====== Records

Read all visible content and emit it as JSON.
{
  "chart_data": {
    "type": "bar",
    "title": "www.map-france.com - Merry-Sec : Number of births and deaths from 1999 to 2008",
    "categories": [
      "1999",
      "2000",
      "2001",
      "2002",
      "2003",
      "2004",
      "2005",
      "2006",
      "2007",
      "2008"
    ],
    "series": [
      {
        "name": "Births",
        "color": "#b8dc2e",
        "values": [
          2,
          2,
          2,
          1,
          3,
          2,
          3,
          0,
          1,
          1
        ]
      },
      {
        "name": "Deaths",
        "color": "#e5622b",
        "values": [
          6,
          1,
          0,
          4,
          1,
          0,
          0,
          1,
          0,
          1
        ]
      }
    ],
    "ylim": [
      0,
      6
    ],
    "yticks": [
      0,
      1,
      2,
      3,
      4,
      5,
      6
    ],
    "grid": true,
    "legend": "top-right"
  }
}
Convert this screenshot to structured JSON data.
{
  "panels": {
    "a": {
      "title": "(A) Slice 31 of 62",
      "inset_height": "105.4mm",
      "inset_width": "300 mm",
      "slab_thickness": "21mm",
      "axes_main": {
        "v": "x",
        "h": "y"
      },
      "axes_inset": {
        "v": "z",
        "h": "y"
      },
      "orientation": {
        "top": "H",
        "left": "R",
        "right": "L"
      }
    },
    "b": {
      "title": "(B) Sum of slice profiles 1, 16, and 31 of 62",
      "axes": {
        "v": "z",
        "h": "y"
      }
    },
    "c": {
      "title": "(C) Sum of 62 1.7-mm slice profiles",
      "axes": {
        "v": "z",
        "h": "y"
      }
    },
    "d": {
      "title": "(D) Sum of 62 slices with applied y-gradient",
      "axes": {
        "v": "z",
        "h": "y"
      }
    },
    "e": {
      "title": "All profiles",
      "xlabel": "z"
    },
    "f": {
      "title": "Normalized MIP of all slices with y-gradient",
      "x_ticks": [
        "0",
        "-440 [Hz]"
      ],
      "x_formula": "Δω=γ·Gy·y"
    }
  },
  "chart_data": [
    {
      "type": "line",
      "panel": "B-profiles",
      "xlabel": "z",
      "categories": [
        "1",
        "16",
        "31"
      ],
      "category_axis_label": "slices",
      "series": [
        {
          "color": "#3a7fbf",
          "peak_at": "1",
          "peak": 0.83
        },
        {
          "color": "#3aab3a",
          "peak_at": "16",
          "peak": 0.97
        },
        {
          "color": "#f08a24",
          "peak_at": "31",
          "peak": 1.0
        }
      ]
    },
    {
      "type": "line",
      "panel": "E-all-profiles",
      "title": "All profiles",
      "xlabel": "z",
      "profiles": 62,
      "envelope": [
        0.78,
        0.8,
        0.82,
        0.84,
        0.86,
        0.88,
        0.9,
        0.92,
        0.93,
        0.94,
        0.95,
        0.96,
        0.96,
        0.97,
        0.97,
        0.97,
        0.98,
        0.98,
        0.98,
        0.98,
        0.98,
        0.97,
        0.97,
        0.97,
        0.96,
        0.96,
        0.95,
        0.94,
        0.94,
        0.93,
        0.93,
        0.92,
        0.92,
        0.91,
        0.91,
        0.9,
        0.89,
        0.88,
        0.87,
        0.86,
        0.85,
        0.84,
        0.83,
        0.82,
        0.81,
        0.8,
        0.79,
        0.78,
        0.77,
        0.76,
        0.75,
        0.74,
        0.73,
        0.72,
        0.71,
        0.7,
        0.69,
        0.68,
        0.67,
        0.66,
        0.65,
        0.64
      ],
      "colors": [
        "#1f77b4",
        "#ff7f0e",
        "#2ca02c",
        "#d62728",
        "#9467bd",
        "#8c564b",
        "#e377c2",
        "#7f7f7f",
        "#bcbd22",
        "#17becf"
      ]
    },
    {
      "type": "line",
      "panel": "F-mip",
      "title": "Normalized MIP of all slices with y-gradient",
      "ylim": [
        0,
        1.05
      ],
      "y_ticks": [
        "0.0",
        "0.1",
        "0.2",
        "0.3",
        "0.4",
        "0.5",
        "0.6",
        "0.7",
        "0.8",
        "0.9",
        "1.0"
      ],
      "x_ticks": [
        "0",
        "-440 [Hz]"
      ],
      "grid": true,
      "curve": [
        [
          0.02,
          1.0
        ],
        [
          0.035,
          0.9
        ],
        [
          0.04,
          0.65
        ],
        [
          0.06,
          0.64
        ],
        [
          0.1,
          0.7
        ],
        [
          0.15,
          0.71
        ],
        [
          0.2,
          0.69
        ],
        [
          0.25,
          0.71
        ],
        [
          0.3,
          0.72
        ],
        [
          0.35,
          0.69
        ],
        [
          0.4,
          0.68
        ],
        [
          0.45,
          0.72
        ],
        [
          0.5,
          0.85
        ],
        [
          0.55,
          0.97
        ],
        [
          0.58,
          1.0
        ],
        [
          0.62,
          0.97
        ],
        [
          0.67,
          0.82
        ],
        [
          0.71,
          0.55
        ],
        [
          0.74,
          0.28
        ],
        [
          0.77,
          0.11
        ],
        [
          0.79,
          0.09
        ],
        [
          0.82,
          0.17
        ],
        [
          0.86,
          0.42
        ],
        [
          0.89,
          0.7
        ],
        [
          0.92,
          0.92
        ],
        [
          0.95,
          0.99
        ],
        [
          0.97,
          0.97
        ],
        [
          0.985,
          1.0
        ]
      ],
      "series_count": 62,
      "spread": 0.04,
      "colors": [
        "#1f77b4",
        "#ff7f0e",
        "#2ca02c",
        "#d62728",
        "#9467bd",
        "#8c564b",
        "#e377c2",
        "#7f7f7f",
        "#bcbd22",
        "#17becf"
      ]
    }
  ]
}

============

▶ Your objective
Working from the material above, retype it in its entirety without change.

▶ Response
Read all visible content and emit it as JSON.
{
  "chart_data": {
    "type": "bar",
    "title": "www.map-france.com - Merry-Sec : Number of births and deaths from 1999 to 2008",
    "categories": [
      "1999",
      "2000",
      "2001",
      "2002",
      "2003",
      "2004",
      "2005",
      "2006",
      "2007",
      "2008"
    ],
    "series": [
      {
        "name": "Births",
        "color": "#b8dc2e",
        "values": [
          2,
          2,
          2,
          1,
          3,
          2,
          3,
          0,
          1,
          1
        ]
      },
      {
        "name": "Deaths",
        "color": "#e5622b",
        "values": [
          6,
          1,
          0,
          4,
          1,
          0,
          0,
          1,
          0,
          1
        ]
      }
    ],
    "ylim": [
      0,
      6
    ],
    "yticks": [
      0,
      1,
      2,
      3,
      4,
      5,
      6
    ],
    "grid": true,
    "legend": "top-right"
  }
}
Convert this screenshot to structured JSON data.
{
  "panels": {
    "a": {
      "title": "(A) Slice 31 of 62",
      "inset_height": "105.4mm",
      "inset_width": "300 mm",
      "slab_thickness": "21mm",
      "axes_main": {
        "v": "x",
        "h": "y"
      },
      "axes_inset": {
        "v": "z",
        "h": "y"
      },
      "orientation": {
        "top": "H",
        "left": "R",
        "right": "L"
      }
    },
    "b": {
      "title": "(B) Sum of slice profiles 1, 16, and 31 of 62",
      "axes": {
        "v": "z",
        "h": "y"
      }
    },
    "c": {
      "title": "(C) Sum of 62 1.7-mm slice profiles",
      "axes": {
        "v": "z",
        "h": "y"
      }
    },
    "d": {
      "title": "(D) Sum of 62 slices with applied y-gradient",
      "axes": {
        "v": "z",
        "h": "y"
      }
    },
    "e": {
      "title": "All profiles",
      "xlabel": "z"
    },
    "f": {
      "title": "Normalized MIP of all slices with y-gradient",
      "x_ticks": [
        "0",
        "-440 [Hz]"
      ],
      "x_formula": "Δω=γ·Gy·y"
    }
  },
  "chart_data": [
    {
      "type": "line",
      "panel": "B-profiles",
      "xlabel": "z",
      "categories": [
        "1",
        "16",
        "31"
      ],
      "category_axis_label": "slices",
      "series": [
        {
          "color": "#3a7fbf",
          "peak_at": "1",
          "peak": 0.83
        },
        {
          "color": "#3aab3a",
          "peak_at": "16",
          "peak": 0.97
        },
        {
          "color": "#f08a24",
          "peak_at": "31",
          "peak": 1.0
        }
      ]
    },
    {
      "type": "line",
      "panel": "E-all-profiles",
      "title": "All profiles",
      "xlabel": "z",
      "profiles": 62,
      "envelope": [
        0.78,
        0.8,
        0.82,
        0.84,
        0.86,
        0.88,
        0.9,
        0.92,
        0.93,
        0.94,
        0.95,
        0.96,
        0.96,
        0.97,
        0.97,
        0.97,
        0.98,
        0.98,
        0.98,
        0.98,
        0.98,
        0.97,
        0.97,
        0.97,
        0.96,
        0.96,
        0.95,
        0.94,
        0.94,
        0.93,
        0.93,
        0.92,
        0.92,
        0.91,
        0.91,
        0.9,
        0.89,
        0.88,
        0.87,
        0.86,
        0.85,
        0.84,
        0.83,
        0.82,
        0.81,
        0.8,
        0.79,
        0.78,
        0.77,
        0.76,
        0.75,
        0.74,
        0.73,
        0.72,
        0.71,
        0.7,
        0.69,
        0.68,
        0.67,
        0.66,
        0.65,
        0.64
      ],
      "colors": [
        "#1f77b4",
        "#ff7f0e",
        "#2ca02c",
        "#d62728",
        "#9467bd",
        "#8c564b",
        "#e377c2",
        "#7f7f7f",
        "#bcbd22",
        "#17becf"
      ]
    },
    {
      "type": "line",
      "panel": "F-mip",
      "title": "Normalized MIP of all slices with y-gradient",
      "ylim": [
        0,
        1.05
      ],
      "y_ticks": [
        "0.0",
        "0.1",
        "0.2",
        "0.3",
        "0.4",
        "0.5",
        "0.6",
        "0.7",
        "0.8",
        "0.9",
        "1.0"
      ],
      "x_ticks": [
        "0",
        "-440 [Hz]"
      ],
      "grid": true,
      "curve": [
        [
          0.02,
          1.0
        ],
        [
          0.035,
          0.9
        ],
        [
          0.04,
          0.65
        ],
        [
          0.06,
          0.64
        ],
        [
          0.1,
          0.7
        ],
        [
          0.15,
          0.71
        ],
        [
          0.2,
          0.69
        ],
        [
          0.25,
          0.71
        ],
        [
          0.3,
          0.72
        ],
        [
          0.35,
          0.69
        ],
        [
          0.4,
          0.68
        ],
        [
          0.45,
          0.72
        ],
        [
          0.5,
          0.85
        ],
        [
          0.55,
          0.97
        ],
        [
          0.58,
          1.0
        ],
        [
          0.62,
          0.97
        ],
        [
          0.67,
          0.82
        ],
        [
          0.71,
          0.55
        ],
        [
          0.74,
          0.28
        ],
        [
          0.77,
          0.11
        ],
        [
          0.79,
          0.09
        ],
        [
          0.82,
          0.17
        ],
        [
          0.86,
          0.42
        ],
        [
          0.89,
          0.7
        ],
        [
          0.92,
          0.92
        ],
        [
          0.95,
          0.99
        ],
        [
          0.97,
          0.97
        ],
        [
          0.985,
          1.0
        ]
      ],
      "series_count": 62,
      "spread": 0.04,
      "colors": [
        "#1f77b4",
        "#ff7f0e",
        "#2ca02c",
        "#d62728",
        "#9467bd",
        "#8c564b",
        "#e377c2",
        "#7f7f7f",
        "#bcbd22",
        "#17becf"
      ]
    }
  ]
}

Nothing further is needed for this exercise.